- **Tarea por realizar**: Según la selección, ¿por cuántos días declaró el Gobierno el estado de excepción? Responde brevemente, por favor.

- **Selección**:
La detonación de una carga explosiva la madrugada de ayer domingo en Guayaquil que dejó como saldo cinco muertos y una veintena de heridos, desencadenó una verborrea de acusaciones entre el Gobierno Nacional y el Municipio de Guayaquil. Los representantes de ambas entidades se dijeron del mal que iban a morir, pero ninguno presentó soluciones urgentes e inmediatas a la necesidad de seguridad que clama el pueblo.
El Gobierno, con una tibia declaración de estado de excepción por 30 días, cree que va a solucionar el grave problema de seguridad, como ellos dicen, heredado de gobiernos anteriores.
Luego en rueda de prensa, el Consejo de Seguridad oficial, emitió los mismos criterios recurrentes de echarle la culpa a todos y no mirar casa adentro. Ahí está el problema. Nadie toma decisiones, creen que, sentándose a la mesa a dialogar, a tomar café, agua y estar bajo el amparo del aire acondicionado, ya está la solución.

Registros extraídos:
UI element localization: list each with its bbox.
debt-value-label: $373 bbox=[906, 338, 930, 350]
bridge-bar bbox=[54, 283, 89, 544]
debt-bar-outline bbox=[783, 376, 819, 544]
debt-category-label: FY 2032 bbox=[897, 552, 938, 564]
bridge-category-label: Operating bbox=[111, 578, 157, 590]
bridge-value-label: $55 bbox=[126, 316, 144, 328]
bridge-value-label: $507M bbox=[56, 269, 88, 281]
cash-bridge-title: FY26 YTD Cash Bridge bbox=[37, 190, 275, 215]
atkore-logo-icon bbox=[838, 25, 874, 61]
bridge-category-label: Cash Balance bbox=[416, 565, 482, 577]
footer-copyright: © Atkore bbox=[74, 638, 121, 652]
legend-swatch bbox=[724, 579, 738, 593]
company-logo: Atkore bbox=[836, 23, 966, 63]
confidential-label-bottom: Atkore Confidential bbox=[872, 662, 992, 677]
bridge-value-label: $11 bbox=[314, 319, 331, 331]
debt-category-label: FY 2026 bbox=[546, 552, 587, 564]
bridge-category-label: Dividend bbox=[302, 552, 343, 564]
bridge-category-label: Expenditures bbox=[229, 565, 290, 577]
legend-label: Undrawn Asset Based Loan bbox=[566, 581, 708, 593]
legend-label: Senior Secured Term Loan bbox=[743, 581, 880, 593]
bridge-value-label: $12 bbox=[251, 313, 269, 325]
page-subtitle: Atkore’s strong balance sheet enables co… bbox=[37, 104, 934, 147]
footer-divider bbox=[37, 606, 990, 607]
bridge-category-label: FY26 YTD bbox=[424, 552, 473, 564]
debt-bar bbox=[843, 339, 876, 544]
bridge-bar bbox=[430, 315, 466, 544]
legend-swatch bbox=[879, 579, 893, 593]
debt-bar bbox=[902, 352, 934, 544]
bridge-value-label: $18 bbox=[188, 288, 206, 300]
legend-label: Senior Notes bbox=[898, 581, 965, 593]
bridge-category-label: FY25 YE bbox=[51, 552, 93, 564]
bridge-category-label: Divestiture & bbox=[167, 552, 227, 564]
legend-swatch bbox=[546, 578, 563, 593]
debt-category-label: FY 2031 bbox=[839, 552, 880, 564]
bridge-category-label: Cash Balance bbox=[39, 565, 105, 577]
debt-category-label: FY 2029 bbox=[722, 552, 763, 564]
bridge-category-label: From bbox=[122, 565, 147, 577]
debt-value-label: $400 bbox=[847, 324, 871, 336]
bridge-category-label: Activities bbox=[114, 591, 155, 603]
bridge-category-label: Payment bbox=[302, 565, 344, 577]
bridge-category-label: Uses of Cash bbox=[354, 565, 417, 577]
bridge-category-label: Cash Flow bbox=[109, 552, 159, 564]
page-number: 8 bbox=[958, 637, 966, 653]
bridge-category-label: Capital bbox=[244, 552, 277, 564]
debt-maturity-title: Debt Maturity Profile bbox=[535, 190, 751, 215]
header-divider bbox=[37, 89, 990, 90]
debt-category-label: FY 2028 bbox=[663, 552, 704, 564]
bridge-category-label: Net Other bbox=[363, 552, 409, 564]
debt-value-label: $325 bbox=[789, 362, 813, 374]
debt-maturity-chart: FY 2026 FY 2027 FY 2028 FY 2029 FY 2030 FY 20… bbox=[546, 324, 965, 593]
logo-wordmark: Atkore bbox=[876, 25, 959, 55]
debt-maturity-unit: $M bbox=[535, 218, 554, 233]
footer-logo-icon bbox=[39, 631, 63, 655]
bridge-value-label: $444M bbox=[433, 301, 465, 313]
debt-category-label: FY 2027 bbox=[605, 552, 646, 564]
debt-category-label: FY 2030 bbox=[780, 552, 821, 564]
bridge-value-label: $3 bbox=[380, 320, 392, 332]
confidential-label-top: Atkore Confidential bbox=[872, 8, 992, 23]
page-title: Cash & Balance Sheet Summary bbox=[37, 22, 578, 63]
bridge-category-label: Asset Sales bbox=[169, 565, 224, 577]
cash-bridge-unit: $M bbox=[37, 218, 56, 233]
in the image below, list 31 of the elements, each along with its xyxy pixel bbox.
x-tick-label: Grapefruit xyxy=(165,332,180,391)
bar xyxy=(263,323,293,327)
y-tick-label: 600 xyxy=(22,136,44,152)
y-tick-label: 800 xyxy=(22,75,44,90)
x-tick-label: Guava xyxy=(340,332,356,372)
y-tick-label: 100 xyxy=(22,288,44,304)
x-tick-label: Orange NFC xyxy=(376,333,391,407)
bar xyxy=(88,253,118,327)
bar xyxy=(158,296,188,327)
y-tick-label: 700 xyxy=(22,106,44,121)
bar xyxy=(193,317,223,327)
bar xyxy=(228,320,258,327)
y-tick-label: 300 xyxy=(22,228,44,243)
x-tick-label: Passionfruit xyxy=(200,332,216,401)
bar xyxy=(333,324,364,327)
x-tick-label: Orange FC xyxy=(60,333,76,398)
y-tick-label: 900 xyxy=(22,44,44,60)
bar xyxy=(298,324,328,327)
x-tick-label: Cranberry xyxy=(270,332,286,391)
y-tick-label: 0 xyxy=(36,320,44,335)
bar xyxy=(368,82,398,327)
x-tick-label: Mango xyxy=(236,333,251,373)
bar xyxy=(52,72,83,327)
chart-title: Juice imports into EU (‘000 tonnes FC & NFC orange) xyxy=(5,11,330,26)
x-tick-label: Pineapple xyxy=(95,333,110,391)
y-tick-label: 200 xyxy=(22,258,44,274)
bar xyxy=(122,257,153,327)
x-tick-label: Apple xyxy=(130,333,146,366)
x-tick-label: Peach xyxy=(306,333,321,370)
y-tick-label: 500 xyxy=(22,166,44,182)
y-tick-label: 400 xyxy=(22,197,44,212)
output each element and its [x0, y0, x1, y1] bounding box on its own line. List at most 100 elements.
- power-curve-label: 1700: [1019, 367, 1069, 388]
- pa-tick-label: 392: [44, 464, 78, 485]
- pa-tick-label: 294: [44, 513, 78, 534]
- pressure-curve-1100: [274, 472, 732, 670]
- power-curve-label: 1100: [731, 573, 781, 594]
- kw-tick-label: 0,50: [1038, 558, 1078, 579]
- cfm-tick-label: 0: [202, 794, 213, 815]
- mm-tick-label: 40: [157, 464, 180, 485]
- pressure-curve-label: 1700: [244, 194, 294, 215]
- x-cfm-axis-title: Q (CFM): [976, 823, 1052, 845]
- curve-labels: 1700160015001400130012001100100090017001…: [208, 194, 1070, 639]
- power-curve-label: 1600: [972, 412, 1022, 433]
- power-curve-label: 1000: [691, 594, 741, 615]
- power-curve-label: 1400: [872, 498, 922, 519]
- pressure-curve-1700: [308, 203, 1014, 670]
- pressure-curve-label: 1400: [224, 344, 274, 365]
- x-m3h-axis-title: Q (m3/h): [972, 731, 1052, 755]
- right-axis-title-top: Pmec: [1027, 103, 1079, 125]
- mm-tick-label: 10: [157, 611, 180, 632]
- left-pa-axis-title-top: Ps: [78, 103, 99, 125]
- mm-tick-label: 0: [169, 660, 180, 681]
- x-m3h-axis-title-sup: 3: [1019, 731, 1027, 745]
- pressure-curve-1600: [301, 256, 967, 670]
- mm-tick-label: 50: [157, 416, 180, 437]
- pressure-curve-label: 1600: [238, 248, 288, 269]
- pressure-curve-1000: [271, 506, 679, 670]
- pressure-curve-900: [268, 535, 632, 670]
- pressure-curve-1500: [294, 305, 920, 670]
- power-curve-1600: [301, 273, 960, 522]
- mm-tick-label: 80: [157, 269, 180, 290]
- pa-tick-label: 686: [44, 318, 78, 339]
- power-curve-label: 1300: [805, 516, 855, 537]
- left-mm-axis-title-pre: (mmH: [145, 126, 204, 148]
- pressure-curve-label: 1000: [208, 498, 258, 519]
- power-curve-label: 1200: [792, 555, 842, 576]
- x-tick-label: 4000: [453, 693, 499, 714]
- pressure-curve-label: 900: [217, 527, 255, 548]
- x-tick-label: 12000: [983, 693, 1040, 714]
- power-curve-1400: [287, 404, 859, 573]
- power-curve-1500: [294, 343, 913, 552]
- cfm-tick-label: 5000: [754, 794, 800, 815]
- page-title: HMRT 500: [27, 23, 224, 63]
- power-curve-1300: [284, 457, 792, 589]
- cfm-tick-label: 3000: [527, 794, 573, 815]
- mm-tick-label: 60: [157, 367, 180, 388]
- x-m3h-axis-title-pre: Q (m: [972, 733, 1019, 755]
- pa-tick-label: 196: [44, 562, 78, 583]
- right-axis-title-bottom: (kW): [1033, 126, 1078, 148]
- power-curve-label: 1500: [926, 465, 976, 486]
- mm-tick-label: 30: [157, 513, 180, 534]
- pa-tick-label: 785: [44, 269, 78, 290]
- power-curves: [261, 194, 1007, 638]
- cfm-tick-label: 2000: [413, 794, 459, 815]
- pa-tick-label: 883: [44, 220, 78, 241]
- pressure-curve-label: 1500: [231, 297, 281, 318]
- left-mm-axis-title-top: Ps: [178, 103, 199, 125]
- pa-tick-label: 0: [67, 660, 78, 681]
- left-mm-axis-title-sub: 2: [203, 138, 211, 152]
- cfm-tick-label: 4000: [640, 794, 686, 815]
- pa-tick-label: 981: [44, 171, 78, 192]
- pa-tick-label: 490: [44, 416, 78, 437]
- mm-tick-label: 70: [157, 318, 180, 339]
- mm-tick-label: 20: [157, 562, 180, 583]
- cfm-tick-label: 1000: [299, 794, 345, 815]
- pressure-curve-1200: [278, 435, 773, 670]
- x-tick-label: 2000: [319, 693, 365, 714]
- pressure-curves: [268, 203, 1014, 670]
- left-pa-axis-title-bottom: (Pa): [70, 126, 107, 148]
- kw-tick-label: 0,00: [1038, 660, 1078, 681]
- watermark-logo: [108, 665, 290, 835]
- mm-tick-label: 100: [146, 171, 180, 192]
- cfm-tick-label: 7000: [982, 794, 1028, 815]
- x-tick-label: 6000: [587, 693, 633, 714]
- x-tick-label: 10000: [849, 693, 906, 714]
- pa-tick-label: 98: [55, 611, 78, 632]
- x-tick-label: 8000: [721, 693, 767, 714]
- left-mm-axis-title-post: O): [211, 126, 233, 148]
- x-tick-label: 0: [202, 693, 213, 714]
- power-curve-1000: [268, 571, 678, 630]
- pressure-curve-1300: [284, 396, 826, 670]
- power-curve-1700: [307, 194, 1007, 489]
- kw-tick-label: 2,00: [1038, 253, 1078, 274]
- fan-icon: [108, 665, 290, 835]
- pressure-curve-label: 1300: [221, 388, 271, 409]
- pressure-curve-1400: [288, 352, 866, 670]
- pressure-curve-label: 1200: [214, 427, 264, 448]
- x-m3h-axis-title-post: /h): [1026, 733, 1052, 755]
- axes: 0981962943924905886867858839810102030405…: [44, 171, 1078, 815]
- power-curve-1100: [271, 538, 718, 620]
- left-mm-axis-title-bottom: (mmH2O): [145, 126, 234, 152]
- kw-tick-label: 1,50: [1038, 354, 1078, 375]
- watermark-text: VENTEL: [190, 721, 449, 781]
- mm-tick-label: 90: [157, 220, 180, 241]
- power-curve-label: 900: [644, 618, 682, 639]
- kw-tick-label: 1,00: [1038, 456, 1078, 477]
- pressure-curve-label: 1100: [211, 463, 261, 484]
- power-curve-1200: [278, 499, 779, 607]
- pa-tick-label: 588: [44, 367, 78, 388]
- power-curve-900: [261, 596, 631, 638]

- **Respuesta completa**: Por 30 días.